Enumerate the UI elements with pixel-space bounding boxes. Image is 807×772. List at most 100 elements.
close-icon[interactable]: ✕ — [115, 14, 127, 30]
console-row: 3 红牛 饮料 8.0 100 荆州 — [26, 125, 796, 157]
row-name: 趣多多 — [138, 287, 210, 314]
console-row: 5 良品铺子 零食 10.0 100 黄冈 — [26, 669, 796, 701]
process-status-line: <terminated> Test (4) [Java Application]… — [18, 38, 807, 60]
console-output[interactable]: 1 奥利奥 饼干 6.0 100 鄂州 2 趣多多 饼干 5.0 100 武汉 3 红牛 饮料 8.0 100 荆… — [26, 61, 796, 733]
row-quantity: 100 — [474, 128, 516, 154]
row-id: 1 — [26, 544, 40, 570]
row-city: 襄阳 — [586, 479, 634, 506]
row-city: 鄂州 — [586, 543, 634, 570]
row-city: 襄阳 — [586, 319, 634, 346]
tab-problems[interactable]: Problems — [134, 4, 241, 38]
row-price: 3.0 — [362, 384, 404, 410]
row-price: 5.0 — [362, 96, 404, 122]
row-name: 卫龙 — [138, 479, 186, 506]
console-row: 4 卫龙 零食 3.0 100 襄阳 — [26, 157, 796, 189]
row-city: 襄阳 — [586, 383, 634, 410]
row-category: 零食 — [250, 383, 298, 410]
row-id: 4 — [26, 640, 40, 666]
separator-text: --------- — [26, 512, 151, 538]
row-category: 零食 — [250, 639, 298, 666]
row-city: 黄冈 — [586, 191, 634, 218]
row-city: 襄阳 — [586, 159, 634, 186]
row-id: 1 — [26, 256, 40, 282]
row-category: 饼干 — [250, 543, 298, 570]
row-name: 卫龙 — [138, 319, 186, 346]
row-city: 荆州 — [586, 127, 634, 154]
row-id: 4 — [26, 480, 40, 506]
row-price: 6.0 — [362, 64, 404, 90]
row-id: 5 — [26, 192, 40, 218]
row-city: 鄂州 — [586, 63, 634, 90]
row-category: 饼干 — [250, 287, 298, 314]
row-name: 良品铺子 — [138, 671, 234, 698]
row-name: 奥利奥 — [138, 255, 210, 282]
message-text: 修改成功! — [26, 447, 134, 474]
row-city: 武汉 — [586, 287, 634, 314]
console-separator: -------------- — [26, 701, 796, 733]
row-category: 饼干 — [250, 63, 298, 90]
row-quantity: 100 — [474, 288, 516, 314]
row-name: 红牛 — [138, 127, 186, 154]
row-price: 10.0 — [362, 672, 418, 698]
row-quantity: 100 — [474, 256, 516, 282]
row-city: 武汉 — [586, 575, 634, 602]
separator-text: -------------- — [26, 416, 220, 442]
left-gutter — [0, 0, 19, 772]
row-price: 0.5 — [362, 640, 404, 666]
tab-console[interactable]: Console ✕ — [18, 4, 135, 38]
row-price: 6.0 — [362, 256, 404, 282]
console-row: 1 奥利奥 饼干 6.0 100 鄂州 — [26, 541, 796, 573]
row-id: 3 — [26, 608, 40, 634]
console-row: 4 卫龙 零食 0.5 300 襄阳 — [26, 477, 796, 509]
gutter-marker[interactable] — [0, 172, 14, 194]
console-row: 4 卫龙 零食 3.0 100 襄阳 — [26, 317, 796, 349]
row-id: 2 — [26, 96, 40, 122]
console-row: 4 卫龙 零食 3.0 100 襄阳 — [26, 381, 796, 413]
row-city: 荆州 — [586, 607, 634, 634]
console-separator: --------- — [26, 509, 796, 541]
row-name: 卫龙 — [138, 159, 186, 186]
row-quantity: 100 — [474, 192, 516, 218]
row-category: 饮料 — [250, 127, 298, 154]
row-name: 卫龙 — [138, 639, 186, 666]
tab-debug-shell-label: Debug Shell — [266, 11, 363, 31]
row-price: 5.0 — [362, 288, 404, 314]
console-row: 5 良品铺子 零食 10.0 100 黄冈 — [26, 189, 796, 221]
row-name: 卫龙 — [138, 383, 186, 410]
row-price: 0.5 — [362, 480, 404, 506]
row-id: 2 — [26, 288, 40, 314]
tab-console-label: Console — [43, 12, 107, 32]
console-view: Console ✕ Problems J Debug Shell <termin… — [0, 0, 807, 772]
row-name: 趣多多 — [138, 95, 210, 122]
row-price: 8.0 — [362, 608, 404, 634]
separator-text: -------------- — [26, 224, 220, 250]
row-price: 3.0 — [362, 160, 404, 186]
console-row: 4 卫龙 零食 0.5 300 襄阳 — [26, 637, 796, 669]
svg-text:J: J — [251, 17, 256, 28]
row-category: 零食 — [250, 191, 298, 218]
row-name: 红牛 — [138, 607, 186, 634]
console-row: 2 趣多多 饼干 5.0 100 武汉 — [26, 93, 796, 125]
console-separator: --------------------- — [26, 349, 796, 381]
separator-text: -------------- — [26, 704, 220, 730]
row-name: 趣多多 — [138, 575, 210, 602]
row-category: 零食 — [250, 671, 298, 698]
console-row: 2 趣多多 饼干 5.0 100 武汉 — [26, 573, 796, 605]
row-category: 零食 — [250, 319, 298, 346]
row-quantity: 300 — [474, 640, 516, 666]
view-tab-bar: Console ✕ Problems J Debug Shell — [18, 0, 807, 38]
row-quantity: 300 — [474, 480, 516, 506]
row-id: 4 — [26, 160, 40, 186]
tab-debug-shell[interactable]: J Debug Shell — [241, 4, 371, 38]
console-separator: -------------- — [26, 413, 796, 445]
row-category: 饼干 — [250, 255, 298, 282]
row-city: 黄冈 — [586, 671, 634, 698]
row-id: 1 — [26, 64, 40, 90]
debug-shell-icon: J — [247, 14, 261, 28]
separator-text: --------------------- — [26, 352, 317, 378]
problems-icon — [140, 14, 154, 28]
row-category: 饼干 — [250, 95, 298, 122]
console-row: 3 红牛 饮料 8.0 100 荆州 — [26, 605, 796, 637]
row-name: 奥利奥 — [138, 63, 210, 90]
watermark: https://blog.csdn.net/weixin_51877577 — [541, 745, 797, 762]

What is needed – Reproduce the records above, replacing every occurrence of "row-city" with "row-location" and leaving all other text unchanged.

Result –
Enumerate the UI elements with pixel-space bounding boxes. Image is 807×772. List at most 100 elements.
close-icon[interactable]: ✕ — [115, 14, 127, 30]
console-row: 3 红牛 饮料 8.0 100 荆州 — [26, 125, 796, 157]
row-name: 趣多多 — [138, 287, 210, 314]
console-row: 5 良品铺子 零食 10.0 100 黄冈 — [26, 669, 796, 701]
process-status-line: <terminated> Test (4) [Java Application]… — [18, 38, 807, 60]
console-output[interactable]: 1 奥利奥 饼干 6.0 100 鄂州 2 趣多多 饼干 5.0 100 武汉 3 红牛 饮料 8.0 100 荆… — [26, 61, 796, 733]
row-quantity: 100 — [474, 128, 516, 154]
row-id: 1 — [26, 544, 40, 570]
row-location: 襄阳 — [586, 479, 634, 506]
row-location: 鄂州 — [586, 543, 634, 570]
row-location: 襄阳 — [586, 319, 634, 346]
tab-problems[interactable]: Problems — [134, 4, 241, 38]
row-price: 3.0 — [362, 384, 404, 410]
row-price: 5.0 — [362, 96, 404, 122]
row-name: 卫龙 — [138, 479, 186, 506]
console-row: 4 卫龙 零食 3.0 100 襄阳 — [26, 157, 796, 189]
row-location: 襄阳 — [586, 383, 634, 410]
row-category: 零食 — [250, 383, 298, 410]
row-id: 4 — [26, 640, 40, 666]
separator-text: --------- — [26, 512, 151, 538]
row-category: 零食 — [250, 639, 298, 666]
row-location: 黄冈 — [586, 191, 634, 218]
row-location: 襄阳 — [586, 159, 634, 186]
row-id: 1 — [26, 256, 40, 282]
row-category: 饼干 — [250, 543, 298, 570]
row-name: 卫龙 — [138, 319, 186, 346]
row-location: 荆州 — [586, 127, 634, 154]
row-id: 4 — [26, 480, 40, 506]
row-price: 6.0 — [362, 64, 404, 90]
row-id: 5 — [26, 192, 40, 218]
row-location: 鄂州 — [586, 63, 634, 90]
row-category: 饼干 — [250, 287, 298, 314]
row-name: 良品铺子 — [138, 671, 234, 698]
row-name: 奥利奥 — [138, 255, 210, 282]
message-text: 修改成功! — [26, 447, 134, 474]
row-location: 武汉 — [586, 287, 634, 314]
console-separator: -------------- — [26, 701, 796, 733]
row-category: 饼干 — [250, 63, 298, 90]
row-quantity: 100 — [474, 288, 516, 314]
row-name: 红牛 — [138, 127, 186, 154]
row-price: 10.0 — [362, 672, 418, 698]
row-quantity: 100 — [474, 256, 516, 282]
row-location: 武汉 — [586, 575, 634, 602]
separator-text: -------------- — [26, 416, 220, 442]
left-gutter — [0, 0, 19, 772]
row-price: 0.5 — [362, 640, 404, 666]
tab-console[interactable]: Console ✕ — [18, 4, 135, 38]
row-price: 6.0 — [362, 256, 404, 282]
console-row: 1 奥利奥 饼干 6.0 100 鄂州 — [26, 541, 796, 573]
row-id: 3 — [26, 608, 40, 634]
console-row: 4 卫龙 零食 0.5 300 襄阳 — [26, 477, 796, 509]
gutter-marker[interactable] — [0, 172, 14, 194]
console-row: 4 卫龙 零食 3.0 100 襄阳 — [26, 317, 796, 349]
row-id: 2 — [26, 96, 40, 122]
console-row: 4 卫龙 零食 3.0 100 襄阳 — [26, 381, 796, 413]
row-location: 荆州 — [586, 607, 634, 634]
console-separator: --------- — [26, 509, 796, 541]
row-name: 卫龙 — [138, 159, 186, 186]
row-quantity: 100 — [474, 192, 516, 218]
row-category: 饮料 — [250, 127, 298, 154]
row-name: 卫龙 — [138, 639, 186, 666]
tab-debug-shell-label: Debug Shell — [266, 11, 363, 31]
row-price: 5.0 — [362, 288, 404, 314]
console-row: 5 良品铺子 零食 10.0 100 黄冈 — [26, 189, 796, 221]
row-name: 卫龙 — [138, 383, 186, 410]
row-price: 0.5 — [362, 480, 404, 506]
row-id: 2 — [26, 288, 40, 314]
tab-console-label: Console — [43, 12, 107, 32]
console-view: Console ✕ Problems J Debug Shell <termin… — [0, 0, 807, 772]
row-name: 趣多多 — [138, 95, 210, 122]
row-price: 8.0 — [362, 608, 404, 634]
separator-text: -------------- — [26, 224, 220, 250]
row-price: 3.0 — [362, 160, 404, 186]
console-row: 4 卫龙 零食 0.5 300 襄阳 — [26, 637, 796, 669]
svg-text:J: J — [251, 17, 256, 28]
row-category: 零食 — [250, 191, 298, 218]
row-name: 红牛 — [138, 607, 186, 634]
console-row: 2 趣多多 饼干 5.0 100 武汉 — [26, 93, 796, 125]
console-separator: --------------------- — [26, 349, 796, 381]
separator-text: -------------- — [26, 704, 220, 730]
row-name: 趣多多 — [138, 575, 210, 602]
row-category: 零食 — [250, 671, 298, 698]
console-row: 2 趣多多 饼干 5.0 100 武汉 — [26, 573, 796, 605]
row-category: 零食 — [250, 319, 298, 346]
row-quantity: 300 — [474, 640, 516, 666]
view-tab-bar: Console ✕ Problems J Debug Shell — [18, 0, 807, 38]
row-quantity: 300 — [474, 480, 516, 506]
row-id: 4 — [26, 160, 40, 186]
tab-debug-shell[interactable]: J Debug Shell — [241, 4, 371, 38]
console-separator: -------------- — [26, 413, 796, 445]
row-category: 饼干 — [250, 255, 298, 282]
row-location: 黄冈 — [586, 671, 634, 698]
row-id: 1 — [26, 64, 40, 90]
debug-shell-icon: J — [247, 14, 261, 28]
separator-text: --------------------- — [26, 352, 317, 378]
problems-icon — [140, 14, 154, 28]
row-category: 饼干 — [250, 95, 298, 122]
console-row: 3 红牛 饮料 8.0 100 荆州 — [26, 605, 796, 637]
row-name: 奥利奥 — [138, 63, 210, 90]
watermark: https://blog.csdn.net/weixin_51877577 — [541, 745, 797, 762]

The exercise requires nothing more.